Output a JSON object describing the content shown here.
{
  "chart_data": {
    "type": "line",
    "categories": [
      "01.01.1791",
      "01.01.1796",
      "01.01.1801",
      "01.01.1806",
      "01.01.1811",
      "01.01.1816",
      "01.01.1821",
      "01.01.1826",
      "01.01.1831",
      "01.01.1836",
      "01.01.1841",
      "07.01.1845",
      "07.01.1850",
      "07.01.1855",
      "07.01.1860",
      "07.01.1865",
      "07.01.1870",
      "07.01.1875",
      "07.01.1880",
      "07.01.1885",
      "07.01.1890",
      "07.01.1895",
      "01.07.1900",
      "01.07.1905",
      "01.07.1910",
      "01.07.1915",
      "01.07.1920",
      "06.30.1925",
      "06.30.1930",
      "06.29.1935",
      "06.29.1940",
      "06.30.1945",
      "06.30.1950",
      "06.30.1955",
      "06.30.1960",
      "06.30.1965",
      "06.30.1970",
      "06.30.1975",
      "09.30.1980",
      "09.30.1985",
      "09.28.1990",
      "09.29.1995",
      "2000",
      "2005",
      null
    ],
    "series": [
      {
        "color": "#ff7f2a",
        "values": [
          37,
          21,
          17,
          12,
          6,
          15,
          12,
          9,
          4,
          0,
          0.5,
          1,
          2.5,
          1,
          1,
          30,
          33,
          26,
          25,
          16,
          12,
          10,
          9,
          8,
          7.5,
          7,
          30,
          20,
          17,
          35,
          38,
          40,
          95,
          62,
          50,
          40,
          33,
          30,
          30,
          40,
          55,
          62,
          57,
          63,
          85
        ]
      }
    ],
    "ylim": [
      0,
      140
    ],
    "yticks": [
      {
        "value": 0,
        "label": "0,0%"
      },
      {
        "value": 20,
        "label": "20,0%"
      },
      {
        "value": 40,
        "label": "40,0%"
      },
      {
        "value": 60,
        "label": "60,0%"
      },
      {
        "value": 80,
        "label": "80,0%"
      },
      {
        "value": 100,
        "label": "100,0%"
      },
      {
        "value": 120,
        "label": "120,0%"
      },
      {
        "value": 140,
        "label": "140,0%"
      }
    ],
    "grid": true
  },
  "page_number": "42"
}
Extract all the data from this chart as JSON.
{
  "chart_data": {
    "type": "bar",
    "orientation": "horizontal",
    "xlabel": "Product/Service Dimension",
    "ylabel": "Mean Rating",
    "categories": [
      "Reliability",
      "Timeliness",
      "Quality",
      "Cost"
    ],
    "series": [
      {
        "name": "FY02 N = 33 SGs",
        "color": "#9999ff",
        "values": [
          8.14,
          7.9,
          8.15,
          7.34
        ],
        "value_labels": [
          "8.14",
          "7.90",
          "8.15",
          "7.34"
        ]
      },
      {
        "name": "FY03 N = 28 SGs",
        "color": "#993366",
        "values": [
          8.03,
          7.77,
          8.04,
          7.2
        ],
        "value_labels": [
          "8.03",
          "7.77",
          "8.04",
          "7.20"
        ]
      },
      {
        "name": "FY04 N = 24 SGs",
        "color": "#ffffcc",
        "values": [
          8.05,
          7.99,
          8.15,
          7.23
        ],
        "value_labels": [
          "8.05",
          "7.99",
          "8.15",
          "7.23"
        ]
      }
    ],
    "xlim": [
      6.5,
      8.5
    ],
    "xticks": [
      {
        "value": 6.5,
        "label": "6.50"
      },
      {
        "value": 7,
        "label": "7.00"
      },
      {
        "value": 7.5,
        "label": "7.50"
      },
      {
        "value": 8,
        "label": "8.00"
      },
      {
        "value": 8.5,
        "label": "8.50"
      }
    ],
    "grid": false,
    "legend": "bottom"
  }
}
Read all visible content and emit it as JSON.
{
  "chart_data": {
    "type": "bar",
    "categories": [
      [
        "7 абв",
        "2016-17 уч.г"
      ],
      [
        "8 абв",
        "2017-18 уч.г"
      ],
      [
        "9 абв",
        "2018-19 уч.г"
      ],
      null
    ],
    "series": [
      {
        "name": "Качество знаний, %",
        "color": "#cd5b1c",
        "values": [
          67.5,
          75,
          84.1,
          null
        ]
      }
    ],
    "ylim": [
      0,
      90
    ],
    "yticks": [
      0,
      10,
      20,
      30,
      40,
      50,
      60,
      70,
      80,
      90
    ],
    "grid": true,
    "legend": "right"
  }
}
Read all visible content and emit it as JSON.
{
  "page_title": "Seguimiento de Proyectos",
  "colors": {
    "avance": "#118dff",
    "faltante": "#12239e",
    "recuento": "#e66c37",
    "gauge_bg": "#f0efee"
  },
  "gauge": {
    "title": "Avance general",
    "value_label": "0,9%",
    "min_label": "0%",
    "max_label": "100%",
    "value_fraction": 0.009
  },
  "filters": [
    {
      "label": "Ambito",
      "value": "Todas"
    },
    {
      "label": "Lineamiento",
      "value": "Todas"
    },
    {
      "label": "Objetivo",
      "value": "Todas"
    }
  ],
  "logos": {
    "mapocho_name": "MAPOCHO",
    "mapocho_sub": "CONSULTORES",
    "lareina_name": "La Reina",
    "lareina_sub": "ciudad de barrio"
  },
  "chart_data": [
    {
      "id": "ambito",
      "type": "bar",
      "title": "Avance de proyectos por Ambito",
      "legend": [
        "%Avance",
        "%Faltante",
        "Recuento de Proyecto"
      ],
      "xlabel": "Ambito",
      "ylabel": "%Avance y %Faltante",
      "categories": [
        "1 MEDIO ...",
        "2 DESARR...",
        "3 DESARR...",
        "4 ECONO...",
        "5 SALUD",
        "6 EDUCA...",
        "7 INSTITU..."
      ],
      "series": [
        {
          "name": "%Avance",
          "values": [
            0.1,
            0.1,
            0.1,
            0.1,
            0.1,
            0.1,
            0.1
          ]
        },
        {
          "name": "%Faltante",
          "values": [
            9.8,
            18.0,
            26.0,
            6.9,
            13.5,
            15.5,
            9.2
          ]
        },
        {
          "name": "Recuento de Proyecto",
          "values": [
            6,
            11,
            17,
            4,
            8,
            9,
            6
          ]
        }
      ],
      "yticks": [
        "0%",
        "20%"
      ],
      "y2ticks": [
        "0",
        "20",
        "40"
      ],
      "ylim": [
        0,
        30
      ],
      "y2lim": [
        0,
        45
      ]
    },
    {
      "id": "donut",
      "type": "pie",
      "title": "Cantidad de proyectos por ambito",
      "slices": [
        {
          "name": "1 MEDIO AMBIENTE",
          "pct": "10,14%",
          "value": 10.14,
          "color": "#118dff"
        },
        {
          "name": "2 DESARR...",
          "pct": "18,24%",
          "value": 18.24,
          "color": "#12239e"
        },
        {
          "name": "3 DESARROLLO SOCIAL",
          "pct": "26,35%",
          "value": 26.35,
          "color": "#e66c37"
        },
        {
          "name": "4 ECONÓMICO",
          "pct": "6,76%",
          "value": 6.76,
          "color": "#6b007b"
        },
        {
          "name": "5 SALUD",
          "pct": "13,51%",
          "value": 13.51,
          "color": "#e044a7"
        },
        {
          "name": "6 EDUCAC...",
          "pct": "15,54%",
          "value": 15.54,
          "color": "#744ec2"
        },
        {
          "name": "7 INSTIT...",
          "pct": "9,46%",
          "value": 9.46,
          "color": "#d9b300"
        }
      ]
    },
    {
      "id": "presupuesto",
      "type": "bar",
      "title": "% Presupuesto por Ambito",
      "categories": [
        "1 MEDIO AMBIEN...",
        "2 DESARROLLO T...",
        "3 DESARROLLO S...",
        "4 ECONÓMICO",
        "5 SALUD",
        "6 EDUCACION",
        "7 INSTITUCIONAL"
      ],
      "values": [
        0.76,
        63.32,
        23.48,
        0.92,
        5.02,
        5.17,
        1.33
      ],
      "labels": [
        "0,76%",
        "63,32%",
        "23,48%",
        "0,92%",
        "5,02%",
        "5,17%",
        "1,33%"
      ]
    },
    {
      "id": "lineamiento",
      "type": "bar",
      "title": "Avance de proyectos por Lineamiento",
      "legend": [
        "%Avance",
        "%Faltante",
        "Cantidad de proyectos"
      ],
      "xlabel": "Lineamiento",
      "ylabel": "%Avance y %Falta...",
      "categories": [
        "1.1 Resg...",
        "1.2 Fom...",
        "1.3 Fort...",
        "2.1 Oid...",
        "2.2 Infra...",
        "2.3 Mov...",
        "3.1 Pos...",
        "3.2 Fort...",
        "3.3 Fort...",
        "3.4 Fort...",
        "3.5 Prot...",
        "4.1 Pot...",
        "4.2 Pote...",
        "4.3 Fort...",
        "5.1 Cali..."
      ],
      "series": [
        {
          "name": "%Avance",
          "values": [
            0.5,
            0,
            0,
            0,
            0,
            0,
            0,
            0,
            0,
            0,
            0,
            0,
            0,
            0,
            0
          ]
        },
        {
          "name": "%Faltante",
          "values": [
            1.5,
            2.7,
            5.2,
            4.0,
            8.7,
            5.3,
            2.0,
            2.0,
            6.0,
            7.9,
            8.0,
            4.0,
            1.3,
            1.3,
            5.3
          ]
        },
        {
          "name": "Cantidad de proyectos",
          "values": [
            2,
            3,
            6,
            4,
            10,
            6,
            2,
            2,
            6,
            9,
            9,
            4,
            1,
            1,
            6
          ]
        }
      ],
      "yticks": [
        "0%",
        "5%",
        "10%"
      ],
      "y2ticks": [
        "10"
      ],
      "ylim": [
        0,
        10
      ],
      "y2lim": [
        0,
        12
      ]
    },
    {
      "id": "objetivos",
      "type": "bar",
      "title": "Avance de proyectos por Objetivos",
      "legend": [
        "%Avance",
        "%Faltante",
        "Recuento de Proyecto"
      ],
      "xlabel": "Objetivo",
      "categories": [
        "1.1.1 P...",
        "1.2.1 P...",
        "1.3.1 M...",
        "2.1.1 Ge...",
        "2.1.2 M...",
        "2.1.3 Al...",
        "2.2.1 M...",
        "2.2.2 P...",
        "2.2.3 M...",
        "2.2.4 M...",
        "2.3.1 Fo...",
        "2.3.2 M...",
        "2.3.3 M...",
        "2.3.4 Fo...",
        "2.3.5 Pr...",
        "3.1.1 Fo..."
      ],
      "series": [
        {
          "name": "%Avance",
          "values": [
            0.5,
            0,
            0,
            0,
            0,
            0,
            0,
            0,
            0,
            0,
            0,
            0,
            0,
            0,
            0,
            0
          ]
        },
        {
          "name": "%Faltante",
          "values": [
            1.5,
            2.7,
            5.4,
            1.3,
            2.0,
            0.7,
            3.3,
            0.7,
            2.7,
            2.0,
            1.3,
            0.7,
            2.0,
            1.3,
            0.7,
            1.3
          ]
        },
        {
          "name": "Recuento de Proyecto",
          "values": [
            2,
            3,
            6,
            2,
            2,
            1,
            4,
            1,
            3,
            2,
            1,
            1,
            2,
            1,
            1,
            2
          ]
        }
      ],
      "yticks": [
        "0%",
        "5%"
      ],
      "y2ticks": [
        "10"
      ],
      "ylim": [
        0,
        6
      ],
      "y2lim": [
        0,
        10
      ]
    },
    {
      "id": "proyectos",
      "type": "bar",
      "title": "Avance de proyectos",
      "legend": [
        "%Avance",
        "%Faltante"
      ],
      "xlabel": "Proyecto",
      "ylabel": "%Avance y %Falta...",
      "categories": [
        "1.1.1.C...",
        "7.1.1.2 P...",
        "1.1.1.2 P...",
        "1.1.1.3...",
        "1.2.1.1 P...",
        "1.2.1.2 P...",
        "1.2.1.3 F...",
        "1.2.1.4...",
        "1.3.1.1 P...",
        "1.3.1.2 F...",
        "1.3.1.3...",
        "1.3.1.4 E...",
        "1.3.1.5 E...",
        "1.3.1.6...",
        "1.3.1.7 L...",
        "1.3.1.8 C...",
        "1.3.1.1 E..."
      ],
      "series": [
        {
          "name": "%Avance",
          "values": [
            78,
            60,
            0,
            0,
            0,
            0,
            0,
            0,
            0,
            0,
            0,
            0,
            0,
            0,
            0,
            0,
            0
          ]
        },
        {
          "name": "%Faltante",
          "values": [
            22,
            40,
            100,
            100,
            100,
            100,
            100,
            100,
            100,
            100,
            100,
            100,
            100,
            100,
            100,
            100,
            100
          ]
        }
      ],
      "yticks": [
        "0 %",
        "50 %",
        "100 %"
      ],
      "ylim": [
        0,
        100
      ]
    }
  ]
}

━━━━━━━━━━━━━━━━━━━━━━━━━━━━━━

**Task requirements:** Report how many lines in the data contain the word "JSON", with no words besides the number.

**Completed exercise:** 4